● DATA ENTRIES:
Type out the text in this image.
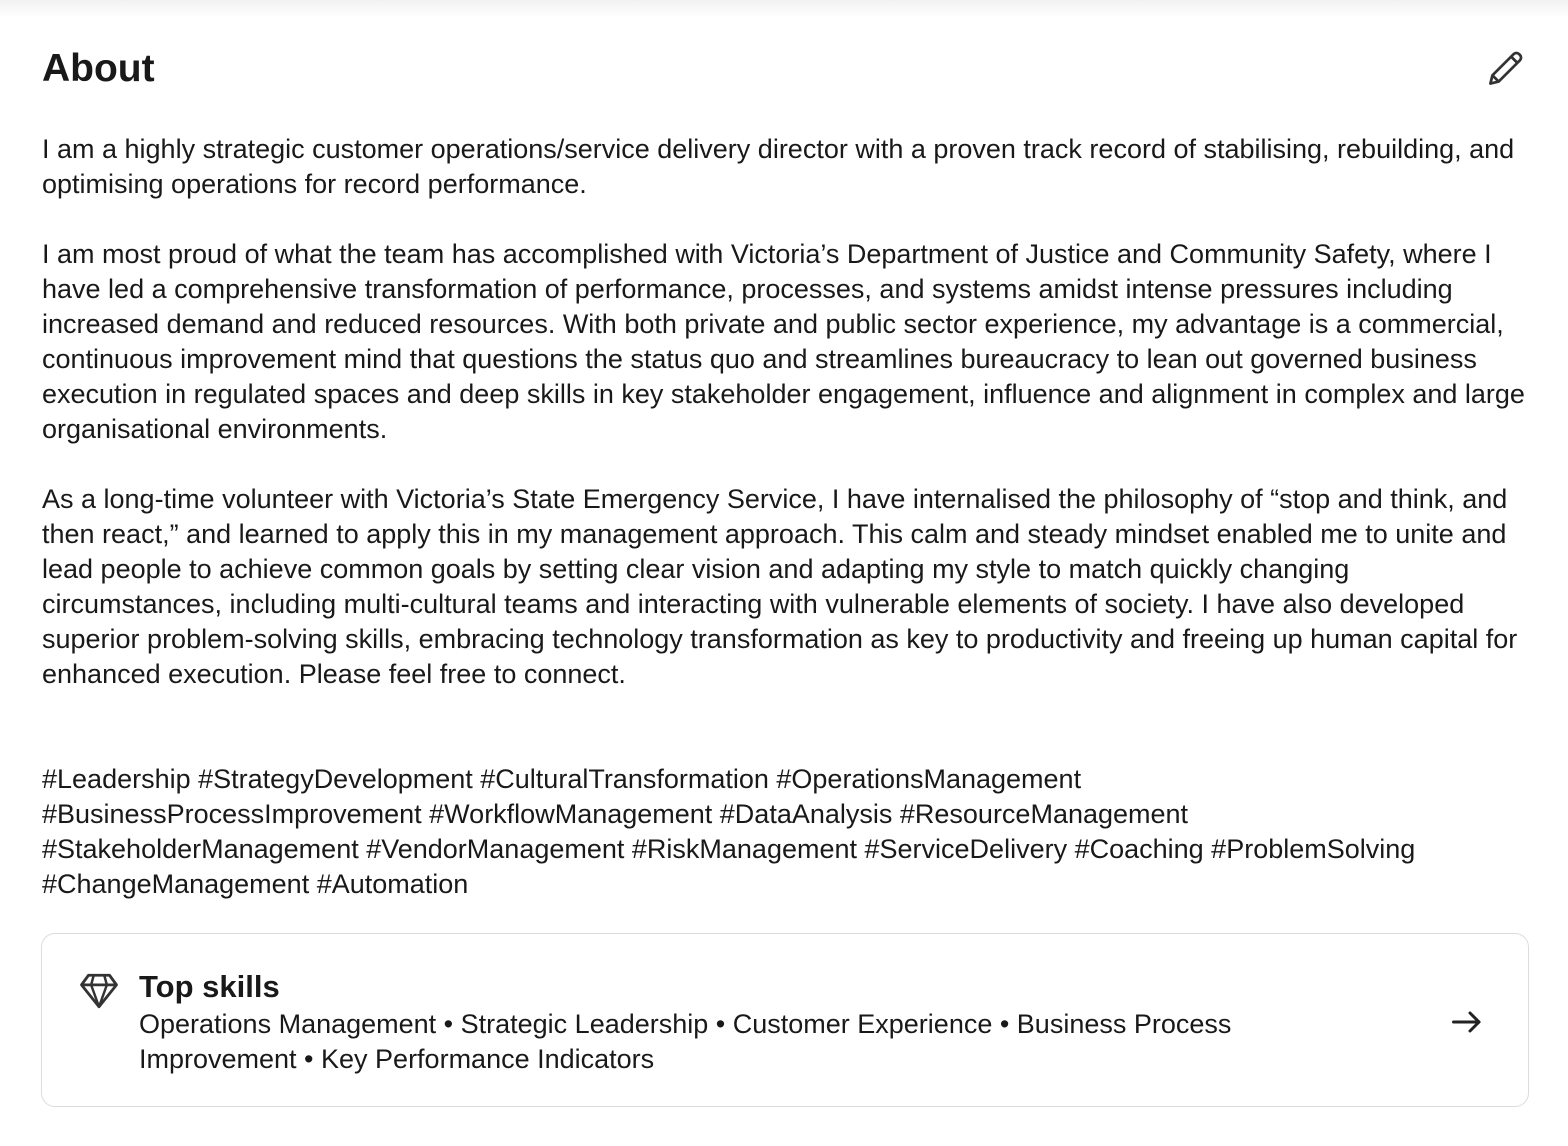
About

I am a highly strategic customer operations/service delivery director with a proven track record of stabilising, rebuilding, and optimising operations for record performance.

I am most proud of what the team has accomplished with Victoria’s Department of Justice and Community Safety, where I have led a comprehensive transformation of performance, processes, and systems amidst intense pressures including increased demand and reduced resources. With both private and public sector experience, my advantage is a commercial, continuous improvement mind that questions the status quo and streamlines bureaucracy to lean out governed business execution in regulated spaces and deep skills in key stakeholder engagement, influence and alignment in complex and large organisational environments.

As a long-time volunteer with Victoria’s State Emergency Service, I have internalised the philosophy of “stop and think, and then react,” and learned to apply this in my management approach. This calm and steady mindset enabled me to unite and lead people to achieve common goals by setting clear vision and adapting my style to match quickly changing circumstances, including multi-cultural teams and interacting with vulnerable elements of society. I have also developed superior problem-solving skills, embracing technology transformation as key to productivity and freeing up human capital for enhanced execution. Please feel free to connect.

#Leadership #StrategyDevelopment #CulturalTransformation #OperationsManagement

#BusinessProcessImprovement #WorkflowManagement #DataAnalysis #ResourceManagement

#StakeholderManagement #VendorManagement #RiskManagement #ServiceDelivery #Coaching #ProblemSolving

#ChangeManagement #Automation

Top skills
Operations Management • Strategic Leadership • Customer Experience • Business Process Improvement • Key Performance Indicators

● WRITTEN INSTRUCTION:
Using the material above, set down every line exactly, but skip the pictures.

● WRITTEN SOLUTION:
Type out the text in this image.
About

I am a highly strategic customer operations/service delivery director with a proven track record of stabilising, rebuilding, and optimising operations for record performance.

I am most proud of what the team has accomplished with Victoria’s Department of Justice and Community Safety, where I have led a comprehensive transformation of performance, processes, and systems amidst intense pressures including increased demand and reduced resources. With both private and public sector experience, my advantage is a commercial, continuous improvement mind that questions the status quo and streamlines bureaucracy to lean out governed business execution in regulated spaces and deep skills in key stakeholder engagement, influence and alignment in complex and large organisational environments.

As a long-time volunteer with Victoria’s State Emergency Service, I have internalised the philosophy of “stop and think, and then react,” and learned to apply this in my management approach. This calm and steady mindset enabled me to unite and lead people to achieve common goals by setting clear vision and adapting my style to match quickly changing circumstances, including multi-cultural teams and interacting with vulnerable elements of society. I have also developed superior problem-solving skills, embracing technology transformation as key to productivity and freeing up human capital for enhanced execution. Please feel free to connect.

#Leadership #StrategyDevelopment #CulturalTransformation #OperationsManagement

#BusinessProcessImprovement #WorkflowManagement #DataAnalysis #ResourceManagement

#StakeholderManagement #VendorManagement #RiskManagement #ServiceDelivery #Coaching #ProblemSolving

#ChangeManagement #Automation

Top skills
Operations Management • Strategic Leadership • Customer Experience • Business Process Improvement • Key Performance Indicators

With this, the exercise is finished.